§ What you will do: Reproduce every entry exactly, without alteration.

§ Working data:
----------------

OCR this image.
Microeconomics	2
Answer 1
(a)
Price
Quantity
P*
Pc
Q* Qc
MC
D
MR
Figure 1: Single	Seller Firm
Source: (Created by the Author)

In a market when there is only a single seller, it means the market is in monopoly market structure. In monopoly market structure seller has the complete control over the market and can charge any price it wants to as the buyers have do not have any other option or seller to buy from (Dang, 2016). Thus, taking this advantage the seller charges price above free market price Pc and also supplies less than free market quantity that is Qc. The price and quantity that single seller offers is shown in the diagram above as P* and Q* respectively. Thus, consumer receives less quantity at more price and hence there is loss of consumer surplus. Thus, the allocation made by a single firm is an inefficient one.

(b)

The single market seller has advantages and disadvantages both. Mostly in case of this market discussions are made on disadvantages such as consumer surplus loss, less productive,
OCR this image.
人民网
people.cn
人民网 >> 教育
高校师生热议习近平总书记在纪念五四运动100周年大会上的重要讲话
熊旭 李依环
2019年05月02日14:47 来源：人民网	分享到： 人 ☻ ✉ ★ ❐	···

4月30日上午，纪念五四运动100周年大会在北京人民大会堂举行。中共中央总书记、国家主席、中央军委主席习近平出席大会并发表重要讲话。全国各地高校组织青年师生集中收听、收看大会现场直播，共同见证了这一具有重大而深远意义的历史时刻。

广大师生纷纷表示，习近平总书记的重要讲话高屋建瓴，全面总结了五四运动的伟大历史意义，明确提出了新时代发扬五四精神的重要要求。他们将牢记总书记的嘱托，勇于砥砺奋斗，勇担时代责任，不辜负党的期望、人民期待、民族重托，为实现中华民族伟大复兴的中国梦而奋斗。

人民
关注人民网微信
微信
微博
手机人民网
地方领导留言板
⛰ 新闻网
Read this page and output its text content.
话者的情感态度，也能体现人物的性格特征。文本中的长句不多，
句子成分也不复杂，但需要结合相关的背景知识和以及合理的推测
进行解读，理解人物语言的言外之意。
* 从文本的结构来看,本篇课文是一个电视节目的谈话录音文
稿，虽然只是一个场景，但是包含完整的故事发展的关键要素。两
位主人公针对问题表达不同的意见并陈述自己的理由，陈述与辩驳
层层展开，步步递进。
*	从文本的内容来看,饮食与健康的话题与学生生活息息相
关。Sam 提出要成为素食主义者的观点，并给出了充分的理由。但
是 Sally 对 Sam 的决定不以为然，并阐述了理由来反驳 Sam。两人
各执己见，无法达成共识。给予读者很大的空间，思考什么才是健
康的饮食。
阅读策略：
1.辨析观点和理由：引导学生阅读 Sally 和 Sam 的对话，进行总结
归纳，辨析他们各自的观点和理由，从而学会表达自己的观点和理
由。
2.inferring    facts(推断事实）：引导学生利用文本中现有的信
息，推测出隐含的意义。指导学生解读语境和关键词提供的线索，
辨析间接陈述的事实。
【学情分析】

----------------

§ Solution:
OCR this image.
Microeconomics	2
Answer 1
(a)
Price
Quantity
P*
Pc
Q* Qc
MC
D
MR
Figure 1: Single	Seller Firm
Source: (Created by the Author)

In a market when there is only a single seller, it means the market is in monopoly market structure. In monopoly market structure seller has the complete control over the market and can charge any price it wants to as the buyers have do not have any other option or seller to buy from (Dang, 2016). Thus, taking this advantage the seller charges price above free market price Pc and also supplies less than free market quantity that is Qc. The price and quantity that single seller offers is shown in the diagram above as P* and Q* respectively. Thus, consumer receives less quantity at more price and hence there is loss of consumer surplus. Thus, the allocation made by a single firm is an inefficient one.

(b)

The single market seller has advantages and disadvantages both. Mostly in case of this market discussions are made on disadvantages such as consumer surplus loss, less productive,
OCR this image.
人民网
people.cn
人民网 >> 教育
高校师生热议习近平总书记在纪念五四运动100周年大会上的重要讲话
熊旭 李依环
2019年05月02日14:47 来源：人民网	分享到： 人 ☻ ✉ ★ ❐	···

4月30日上午，纪念五四运动100周年大会在北京人民大会堂举行。中共中央总书记、国家主席、中央军委主席习近平出席大会并发表重要讲话。全国各地高校组织青年师生集中收听、收看大会现场直播，共同见证了这一具有重大而深远意义的历史时刻。

广大师生纷纷表示，习近平总书记的重要讲话高屋建瓴，全面总结了五四运动的伟大历史意义，明确提出了新时代发扬五四精神的重要要求。他们将牢记总书记的嘱托，勇于砥砺奋斗，勇担时代责任，不辜负党的期望、人民期待、民族重托，为实现中华民族伟大复兴的中国梦而奋斗。

人民
关注人民网微信
微信
微博
手机人民网
地方领导留言板
⛰ 新闻网
Read this page and output its text content.
话者的情感态度，也能体现人物的性格特征。文本中的长句不多，
句子成分也不复杂，但需要结合相关的背景知识和以及合理的推测
进行解读，理解人物语言的言外之意。
* 从文本的结构来看,本篇课文是一个电视节目的谈话录音文
稿，虽然只是一个场景，但是包含完整的故事发展的关键要素。两
位主人公针对问题表达不同的意见并陈述自己的理由，陈述与辩驳
层层展开，步步递进。
*	从文本的内容来看,饮食与健康的话题与学生生活息息相
关。Sam 提出要成为素食主义者的观点，并给出了充分的理由。但
是 Sally 对 Sam 的决定不以为然，并阐述了理由来反驳 Sam。两人
各执己见，无法达成共识。给予读者很大的空间，思考什么才是健
康的饮食。
阅读策略：
1.辨析观点和理由：引导学生阅读 Sally 和 Sam 的对话，进行总结
归纳，辨析他们各自的观点和理由，从而学会表达自己的观点和理
由。
2.inferring    facts(推断事实）：引导学生利用文本中现有的信
息，推测出隐含的意义。指导学生解读语境和关键词提供的线索，
辨析间接陈述的事实。
【学情分析】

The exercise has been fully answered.